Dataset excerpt
-- BEGIN --
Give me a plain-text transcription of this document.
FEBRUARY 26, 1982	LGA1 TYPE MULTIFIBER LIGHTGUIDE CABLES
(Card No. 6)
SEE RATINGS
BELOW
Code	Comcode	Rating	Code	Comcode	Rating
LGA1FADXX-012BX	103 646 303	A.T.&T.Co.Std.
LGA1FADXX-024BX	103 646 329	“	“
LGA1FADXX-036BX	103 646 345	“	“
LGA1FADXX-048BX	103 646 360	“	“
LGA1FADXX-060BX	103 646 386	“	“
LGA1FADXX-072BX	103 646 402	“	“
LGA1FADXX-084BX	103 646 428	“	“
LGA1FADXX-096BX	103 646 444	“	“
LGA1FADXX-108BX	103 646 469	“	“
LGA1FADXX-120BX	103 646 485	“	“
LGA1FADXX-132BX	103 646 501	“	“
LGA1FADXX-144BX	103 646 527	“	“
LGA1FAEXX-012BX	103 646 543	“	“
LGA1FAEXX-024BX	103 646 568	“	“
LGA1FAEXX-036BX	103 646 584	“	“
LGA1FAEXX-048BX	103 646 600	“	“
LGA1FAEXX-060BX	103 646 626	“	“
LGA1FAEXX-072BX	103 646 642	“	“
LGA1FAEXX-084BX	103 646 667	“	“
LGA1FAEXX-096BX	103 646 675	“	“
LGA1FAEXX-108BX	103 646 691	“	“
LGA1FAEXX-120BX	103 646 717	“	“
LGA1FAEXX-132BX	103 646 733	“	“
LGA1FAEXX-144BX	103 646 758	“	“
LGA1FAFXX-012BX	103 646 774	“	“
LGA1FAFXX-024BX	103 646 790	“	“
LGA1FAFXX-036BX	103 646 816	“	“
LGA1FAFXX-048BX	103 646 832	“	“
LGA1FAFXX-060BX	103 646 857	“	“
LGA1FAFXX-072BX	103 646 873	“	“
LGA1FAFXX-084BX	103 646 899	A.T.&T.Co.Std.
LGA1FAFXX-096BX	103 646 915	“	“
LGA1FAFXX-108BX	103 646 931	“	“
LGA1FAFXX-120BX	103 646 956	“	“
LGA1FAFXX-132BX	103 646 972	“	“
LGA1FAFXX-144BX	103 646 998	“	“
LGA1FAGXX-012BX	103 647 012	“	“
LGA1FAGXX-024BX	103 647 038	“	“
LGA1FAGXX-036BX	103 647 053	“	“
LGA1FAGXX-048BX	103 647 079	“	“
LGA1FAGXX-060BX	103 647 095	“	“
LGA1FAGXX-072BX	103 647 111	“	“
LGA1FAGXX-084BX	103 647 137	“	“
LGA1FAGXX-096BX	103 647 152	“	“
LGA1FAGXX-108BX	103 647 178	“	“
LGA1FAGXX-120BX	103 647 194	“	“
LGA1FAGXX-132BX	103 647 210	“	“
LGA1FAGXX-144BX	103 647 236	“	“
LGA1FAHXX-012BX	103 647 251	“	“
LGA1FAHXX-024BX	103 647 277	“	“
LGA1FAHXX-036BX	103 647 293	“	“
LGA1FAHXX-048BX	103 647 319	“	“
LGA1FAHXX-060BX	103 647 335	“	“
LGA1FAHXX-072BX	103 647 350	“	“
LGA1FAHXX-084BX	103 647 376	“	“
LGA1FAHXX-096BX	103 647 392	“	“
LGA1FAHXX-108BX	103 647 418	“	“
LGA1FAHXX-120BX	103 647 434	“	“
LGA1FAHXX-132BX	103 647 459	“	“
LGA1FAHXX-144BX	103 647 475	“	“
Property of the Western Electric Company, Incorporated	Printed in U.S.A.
-- END --
### Your instructions
Faithfully transcribe the whole of the data.

### The response
Give me a plain-text transcription of this document.
FEBRUARY 26, 1982	LGA1 TYPE MULTIFIBER LIGHTGUIDE CABLES
(Card No. 6)
SEE RATINGS
BELOW
Code	Comcode	Rating	Code	Comcode	Rating
LGA1FADXX-012BX	103 646 303	A.T.&T.Co.Std.
LGA1FADXX-024BX	103 646 329	“	“
LGA1FADXX-036BX	103 646 345	“	“
LGA1FADXX-048BX	103 646 360	“	“
LGA1FADXX-060BX	103 646 386	“	“
LGA1FADXX-072BX	103 646 402	“	“
LGA1FADXX-084BX	103 646 428	“	“
LGA1FADXX-096BX	103 646 444	“	“
LGA1FADXX-108BX	103 646 469	“	“
LGA1FADXX-120BX	103 646 485	“	“
LGA1FADXX-132BX	103 646 501	“	“
LGA1FADXX-144BX	103 646 527	“	“
LGA1FAEXX-012BX	103 646 543	“	“
LGA1FAEXX-024BX	103 646 568	“	“
LGA1FAEXX-036BX	103 646 584	“	“
LGA1FAEXX-048BX	103 646 600	“	“
LGA1FAEXX-060BX	103 646 626	“	“
LGA1FAEXX-072BX	103 646 642	“	“
LGA1FAEXX-084BX	103 646 667	“	“
LGA1FAEXX-096BX	103 646 675	“	“
LGA1FAEXX-108BX	103 646 691	“	“
LGA1FAEXX-120BX	103 646 717	“	“
LGA1FAEXX-132BX	103 646 733	“	“
LGA1FAEXX-144BX	103 646 758	“	“
LGA1FAFXX-012BX	103 646 774	“	“
LGA1FAFXX-024BX	103 646 790	“	“
LGA1FAFXX-036BX	103 646 816	“	“
LGA1FAFXX-048BX	103 646 832	“	“
LGA1FAFXX-060BX	103 646 857	“	“
LGA1FAFXX-072BX	103 646 873	“	“
LGA1FAFXX-084BX	103 646 899	A.T.&T.Co.Std.
LGA1FAFXX-096BX	103 646 915	“	“
LGA1FAFXX-108BX	103 646 931	“	“
LGA1FAFXX-120BX	103 646 956	“	“
LGA1FAFXX-132BX	103 646 972	“	“
LGA1FAFXX-144BX	103 646 998	“	“
LGA1FAGXX-012BX	103 647 012	“	“
LGA1FAGXX-024BX	103 647 038	“	“
LGA1FAGXX-036BX	103 647 053	“	“
LGA1FAGXX-048BX	103 647 079	“	“
LGA1FAGXX-060BX	103 647 095	“	“
LGA1FAGXX-072BX	103 647 111	“	“
LGA1FAGXX-084BX	103 647 137	“	“
LGA1FAGXX-096BX	103 647 152	“	“
LGA1FAGXX-108BX	103 647 178	“	“
LGA1FAGXX-120BX	103 647 194	“	“
LGA1FAGXX-132BX	103 647 210	“	“
LGA1FAGXX-144BX	103 647 236	“	“
LGA1FAHXX-012BX	103 647 251	“	“
LGA1FAHXX-024BX	103 647 277	“	“
LGA1FAHXX-036BX	103 647 293	“	“
LGA1FAHXX-048BX	103 647 319	“	“
LGA1FAHXX-060BX	103 647 335	“	“
LGA1FAHXX-072BX	103 647 350	“	“
LGA1FAHXX-084BX	103 647 376	“	“
LGA1FAHXX-096BX	103 647 392	“	“
LGA1FAHXX-108BX	103 647 418	“	“
LGA1FAHXX-120BX	103 647 434	“	“
LGA1FAHXX-132BX	103 647 459	“	“
LGA1FAHXX-144BX	103 647 475	“	“
Property of the Western Electric Company, Incorporated	Printed in U.S.A.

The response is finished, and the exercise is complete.